# [WHAT NEEDS TO BE DONE]
Please copy out each line of the listing that contains the word "variants".
##### MATERIAL SHOWN #####
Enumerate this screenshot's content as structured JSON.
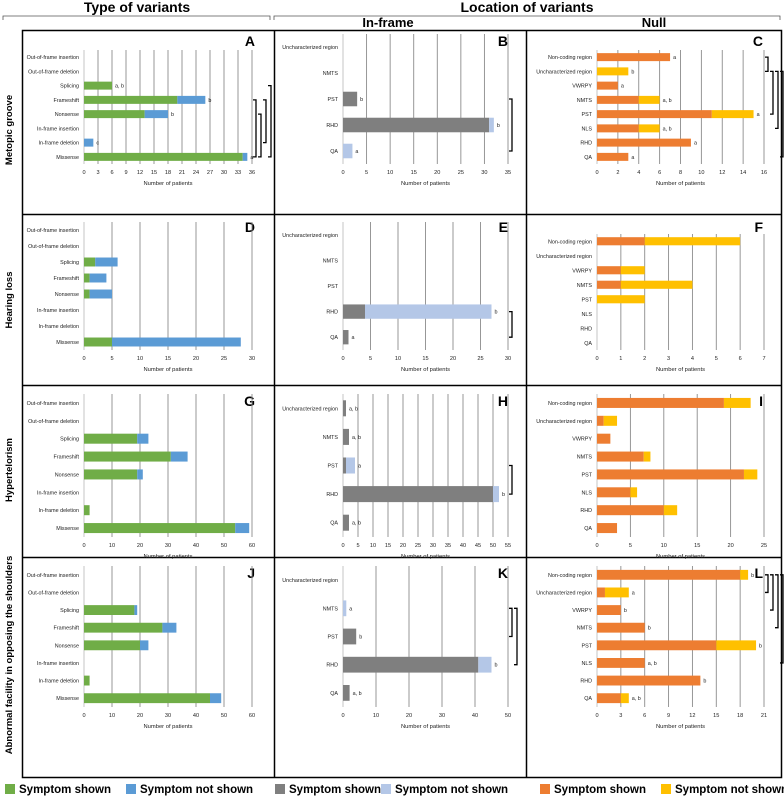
{
  "headers": {
    "type_of_variants": "Type of variants",
    "location_of_variants": "Location of variants",
    "in_frame": "In-frame",
    "null": "Null"
  },
  "legend": {
    "green_shown": "Symptom shown",
    "blue_not_shown": "Symptom not shown",
    "gray_shown": "Symptom shown",
    "lightblue_not_shown": "Symptom not shown",
    "orange_shown": "Symptom shown",
    "yellow_not_shown": "Symptom not shown"
  },
  "colors": {
    "green": "#70ad47",
    "blue": "#5b9bd5",
    "gray": "#7f7f7f",
    "lightblue": "#b4c7e7",
    "orange": "#ed7d31",
    "yellow": "#ffc000"
  },
  "row_titles": [
    "Metopic groove",
    "Hearing loss",
    "Hypertelorism",
    "Abnormal facility in opposing the shoulders"
  ],
  "chart_data": [
    {
      "id": "A",
      "type": "bar",
      "orientation": "horizontal",
      "stacked": true,
      "xlabel": "Number of patients",
      "xmax": 36,
      "ticks": [
        0,
        3,
        6,
        9,
        12,
        15,
        18,
        21,
        24,
        27,
        30,
        33,
        36
      ],
      "categories": [
        "Out-of-frame insertion",
        "Out-of-frame deletion",
        "Splicing",
        "Frameshift",
        "Nonsense",
        "In-frame insertion",
        "In-frame deletion",
        "Missense"
      ],
      "series": [
        {
          "name": "Symptom shown",
          "color": "green",
          "values": [
            0,
            0,
            6,
            20,
            13,
            0,
            0,
            34
          ]
        },
        {
          "name": "Symptom not shown",
          "color": "blue",
          "values": [
            0,
            0,
            0,
            6,
            5,
            0,
            2,
            1
          ]
        }
      ],
      "labels": [
        "",
        "",
        "a, b",
        "b",
        "b",
        "",
        "c",
        "a"
      ],
      "brackets": [
        {
          "from": 3,
          "to": 7,
          "col": 0
        },
        {
          "from": 4,
          "to": 7,
          "col": 1
        },
        {
          "from": 3,
          "to": 6,
          "col": 2
        },
        {
          "from": 2,
          "to": 7,
          "col": 3
        }
      ]
    },
    {
      "id": "B",
      "type": "bar",
      "orientation": "horizontal",
      "stacked": true,
      "xlabel": "Number of patients",
      "xmax": 35,
      "ticks": [
        0,
        5,
        10,
        15,
        20,
        25,
        30,
        35
      ],
      "categories": [
        "Uncharacterized region",
        "NMTS",
        "PST",
        "RHD",
        "QA"
      ],
      "series": [
        {
          "name": "Symptom shown",
          "color": "gray",
          "values": [
            0,
            0,
            3,
            31,
            0
          ]
        },
        {
          "name": "Symptom not shown",
          "color": "lightblue",
          "values": [
            0,
            0,
            0,
            1,
            2
          ]
        }
      ],
      "labels": [
        "",
        "",
        "b",
        "b",
        "a"
      ],
      "brackets": [
        {
          "from": 2,
          "to": 4,
          "col": 0
        }
      ]
    },
    {
      "id": "C",
      "type": "bar",
      "orientation": "horizontal",
      "stacked": true,
      "xlabel": "Number of patients",
      "xmax": 16,
      "ticks": [
        0,
        2,
        4,
        6,
        8,
        10,
        12,
        14,
        16
      ],
      "categories": [
        "Non-coding region",
        "Uncharacterized region",
        "VWRPY",
        "NMTS",
        "PST",
        "NLS",
        "RHD",
        "QA"
      ],
      "series": [
        {
          "name": "Symptom shown",
          "color": "orange",
          "values": [
            7,
            0,
            2,
            4,
            11,
            4,
            9,
            3
          ]
        },
        {
          "name": "Symptom not shown",
          "color": "yellow",
          "values": [
            0,
            3,
            0,
            2,
            4,
            2,
            0,
            0
          ]
        }
      ],
      "labels": [
        "a",
        "b",
        "a",
        "a, b",
        "a",
        "a, b",
        "a",
        "a"
      ],
      "brackets": [
        {
          "from": 0,
          "to": 1,
          "col": 0
        },
        {
          "from": 1,
          "to": 4,
          "col": 1
        },
        {
          "from": 1,
          "to": 5,
          "col": 2
        },
        {
          "from": 1,
          "to": 7,
          "col": 3
        }
      ]
    },
    {
      "id": "D",
      "type": "bar",
      "orientation": "horizontal",
      "stacked": true,
      "xlabel": "Number of patients",
      "xmax": 30,
      "ticks": [
        0,
        5,
        10,
        15,
        20,
        25,
        30
      ],
      "categories": [
        "Out-of-frame insertion",
        "Out-of-frame deletion",
        "Splicing",
        "Frameshift",
        "Nonsense",
        "In-frame insertion",
        "In-frame deletion",
        "Missense"
      ],
      "series": [
        {
          "name": "Symptom shown",
          "color": "green",
          "values": [
            0,
            0,
            2,
            1,
            1,
            0,
            0,
            5
          ]
        },
        {
          "name": "Symptom not shown",
          "color": "blue",
          "values": [
            0,
            0,
            4,
            3,
            4,
            0,
            0,
            23
          ]
        }
      ],
      "labels": [
        "",
        "",
        "",
        "",
        "",
        "",
        "",
        ""
      ],
      "brackets": []
    },
    {
      "id": "E",
      "type": "bar",
      "orientation": "horizontal",
      "stacked": true,
      "xlabel": "Number of patients",
      "xmax": 30,
      "ticks": [
        0,
        5,
        10,
        15,
        20,
        25,
        30
      ],
      "categories": [
        "Uncharacterized region",
        "NMTS",
        "PST",
        "RHD",
        "QA"
      ],
      "series": [
        {
          "name": "Symptom shown",
          "color": "gray",
          "values": [
            0,
            0,
            0,
            4,
            1
          ]
        },
        {
          "name": "Symptom not shown",
          "color": "lightblue",
          "values": [
            0,
            0,
            0,
            23,
            0
          ]
        }
      ],
      "labels": [
        "",
        "",
        "",
        "b",
        "a"
      ],
      "brackets": [
        {
          "from": 3,
          "to": 4,
          "col": 0
        }
      ]
    },
    {
      "id": "F",
      "type": "bar",
      "orientation": "horizontal",
      "stacked": true,
      "xlabel": "Number of patients",
      "xmax": 7,
      "ticks": [
        0,
        1,
        2,
        3,
        4,
        5,
        6,
        7
      ],
      "categories": [
        "Non-coding region",
        "Uncharacterized region",
        "VWRPY",
        "NMTS",
        "PST",
        "NLS",
        "RHD",
        "QA"
      ],
      "series": [
        {
          "name": "Symptom shown",
          "color": "orange",
          "values": [
            2,
            0,
            1,
            1,
            0,
            0,
            0,
            0
          ]
        },
        {
          "name": "Symptom not shown",
          "color": "yellow",
          "values": [
            4,
            0,
            1,
            3,
            2,
            0,
            0,
            0
          ]
        }
      ],
      "labels": [
        "",
        "",
        "",
        "",
        "",
        "",
        "",
        ""
      ],
      "brackets": []
    },
    {
      "id": "G",
      "type": "bar",
      "orientation": "horizontal",
      "stacked": true,
      "xlabel": "Number of patients",
      "xmax": 60,
      "ticks": [
        0,
        10,
        20,
        30,
        40,
        50,
        60
      ],
      "categories": [
        "Out-of-frame insertion",
        "Out-of-frame deletion",
        "Splicing",
        "Frameshift",
        "Nonsense",
        "In-frame insertion",
        "In-frame deletion",
        "Missense"
      ],
      "series": [
        {
          "name": "Symptom shown",
          "color": "green",
          "values": [
            0,
            0,
            19,
            31,
            19,
            0,
            2,
            54
          ]
        },
        {
          "name": "Symptom not shown",
          "color": "blue",
          "values": [
            0,
            0,
            4,
            6,
            2,
            0,
            0,
            5
          ]
        }
      ],
      "labels": [
        "",
        "",
        "",
        "",
        "",
        "",
        "",
        ""
      ],
      "brackets": []
    },
    {
      "id": "H",
      "type": "bar",
      "orientation": "horizontal",
      "stacked": true,
      "xlabel": "Number of patients",
      "xmax": 55,
      "ticks": [
        0,
        5,
        10,
        15,
        20,
        25,
        30,
        35,
        40,
        45,
        50,
        55
      ],
      "categories": [
        "Uncharacterized region",
        "NMTS",
        "PST",
        "RHD",
        "QA"
      ],
      "series": [
        {
          "name": "Symptom shown",
          "color": "gray",
          "values": [
            1,
            2,
            1,
            50,
            2
          ]
        },
        {
          "name": "Symptom not shown",
          "color": "lightblue",
          "values": [
            0,
            0,
            3,
            2,
            0
          ]
        }
      ],
      "labels": [
        "a, b",
        "a, b",
        "a",
        "b",
        "a, b"
      ],
      "brackets": [
        {
          "from": 2,
          "to": 3,
          "col": 0
        }
      ]
    },
    {
      "id": "I",
      "type": "bar",
      "orientation": "horizontal",
      "stacked": true,
      "xlabel": "Number of patients",
      "xmax": 25,
      "ticks": [
        0,
        5,
        10,
        15,
        20,
        25
      ],
      "categories": [
        "Non-coding region",
        "Uncharacterized region",
        "VWRPY",
        "NMTS",
        "PST",
        "NLS",
        "RHD",
        "QA"
      ],
      "series": [
        {
          "name": "Symptom shown",
          "color": "orange",
          "values": [
            19,
            1,
            2,
            7,
            22,
            5,
            10,
            3
          ]
        },
        {
          "name": "Symptom not shown",
          "color": "yellow",
          "values": [
            4,
            2,
            0,
            1,
            2,
            1,
            2,
            0
          ]
        }
      ],
      "labels": [
        "",
        "",
        "",
        "",
        "",
        "",
        "",
        ""
      ],
      "brackets": []
    },
    {
      "id": "J",
      "type": "bar",
      "orientation": "horizontal",
      "stacked": true,
      "xlabel": "Number of patients",
      "xmax": 60,
      "ticks": [
        0,
        10,
        20,
        30,
        40,
        50,
        60
      ],
      "categories": [
        "Out-of-frame insertion",
        "Out-of-frame deletion",
        "Splicing",
        "Frameshift",
        "Nonsense",
        "In-frame insertion",
        "In-frame deletion",
        "Missense"
      ],
      "series": [
        {
          "name": "Symptom shown",
          "color": "green",
          "values": [
            0,
            0,
            18,
            28,
            20,
            0,
            2,
            45
          ]
        },
        {
          "name": "Symptom not shown",
          "color": "blue",
          "values": [
            0,
            0,
            1,
            5,
            3,
            0,
            0,
            4
          ]
        }
      ],
      "labels": [
        "",
        "",
        "",
        "",
        "",
        "",
        "",
        ""
      ],
      "brackets": []
    },
    {
      "id": "K",
      "type": "bar",
      "orientation": "horizontal",
      "stacked": true,
      "xlabel": "Number of patients",
      "xmax": 50,
      "ticks": [
        0,
        10,
        20,
        30,
        40,
        50
      ],
      "categories": [
        "Uncharacterized region",
        "NMTS",
        "PST",
        "RHD",
        "QA"
      ],
      "series": [
        {
          "name": "Symptom shown",
          "color": "gray",
          "values": [
            0,
            0,
            4,
            41,
            2
          ]
        },
        {
          "name": "Symptom not shown",
          "color": "lightblue",
          "values": [
            0,
            1,
            0,
            4,
            0
          ]
        }
      ],
      "labels": [
        "",
        "a",
        "b",
        "b",
        "a, b"
      ],
      "brackets": [
        {
          "from": 1,
          "to": 2,
          "col": 0
        },
        {
          "from": 1,
          "to": 3,
          "col": 1
        }
      ]
    },
    {
      "id": "L",
      "type": "bar",
      "orientation": "horizontal",
      "stacked": true,
      "xlabel": "Number of patients",
      "xmax": 21,
      "ticks": [
        0,
        3,
        6,
        9,
        12,
        15,
        18,
        21
      ],
      "categories": [
        "Non-coding region",
        "Uncharacterized region",
        "VWRPY",
        "NMTS",
        "PST",
        "NLS",
        "RHD",
        "QA"
      ],
      "series": [
        {
          "name": "Symptom shown",
          "color": "orange",
          "values": [
            18,
            1,
            3,
            6,
            15,
            6,
            13,
            3
          ]
        },
        {
          "name": "Symptom not shown",
          "color": "yellow",
          "values": [
            1,
            3,
            0,
            0,
            5,
            0,
            0,
            1
          ]
        }
      ],
      "labels": [
        "b",
        "a",
        "b",
        "b",
        "b",
        "a, b",
        "b",
        "a, b"
      ],
      "brackets": [
        {
          "from": 0,
          "to": 1,
          "col": 0
        },
        {
          "from": 0,
          "to": 2,
          "col": 1
        },
        {
          "from": 0,
          "to": 3,
          "col": 2
        },
        {
          "from": 0,
          "to": 5,
          "col": 3
        },
        {
          "from": 0,
          "to": 7,
          "col": 4
        }
      ]
    }
  ]
}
#####
# [RESPONSE TO THE TASK]
    "type_of_variants": "Type of variants",
    "location_of_variants": "Location of variants",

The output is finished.